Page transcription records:
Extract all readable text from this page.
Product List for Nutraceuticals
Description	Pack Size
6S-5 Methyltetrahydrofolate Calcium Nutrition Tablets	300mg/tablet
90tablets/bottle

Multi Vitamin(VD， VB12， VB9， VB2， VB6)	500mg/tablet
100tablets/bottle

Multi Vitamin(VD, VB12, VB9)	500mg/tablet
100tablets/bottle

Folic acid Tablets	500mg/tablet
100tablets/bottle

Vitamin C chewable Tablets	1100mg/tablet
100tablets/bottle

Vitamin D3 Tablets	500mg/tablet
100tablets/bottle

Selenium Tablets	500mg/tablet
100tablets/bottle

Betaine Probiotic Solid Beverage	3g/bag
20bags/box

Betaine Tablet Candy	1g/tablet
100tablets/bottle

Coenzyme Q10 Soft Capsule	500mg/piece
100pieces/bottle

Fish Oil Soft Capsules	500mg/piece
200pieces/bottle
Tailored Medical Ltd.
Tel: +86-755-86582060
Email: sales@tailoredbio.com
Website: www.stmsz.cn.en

*DESCRIPTION OF THE TASK*
Take the records above and write each one out again exactly.

*ANSWER*
Extract all readable text from this page.
Product List for Nutraceuticals
Description	Pack Size
6S-5 Methyltetrahydrofolate Calcium Nutrition Tablets	300mg/tablet
90tablets/bottle

Multi Vitamin(VD， VB12， VB9， VB2， VB6)	500mg/tablet
100tablets/bottle

Multi Vitamin(VD, VB12, VB9)	500mg/tablet
100tablets/bottle

Folic acid Tablets	500mg/tablet
100tablets/bottle

Vitamin C chewable Tablets	1100mg/tablet
100tablets/bottle

Vitamin D3 Tablets	500mg/tablet
100tablets/bottle

Selenium Tablets	500mg/tablet
100tablets/bottle

Betaine Probiotic Solid Beverage	3g/bag
20bags/box

Betaine Tablet Candy	1g/tablet
100tablets/bottle

Coenzyme Q10 Soft Capsule	500mg/piece
100pieces/bottle

Fish Oil Soft Capsules	500mg/piece
200pieces/bottle
Tailored Medical Ltd.
Tel: +86-755-86582060
Email: sales@tailoredbio.com
Website: www.stmsz.cn.en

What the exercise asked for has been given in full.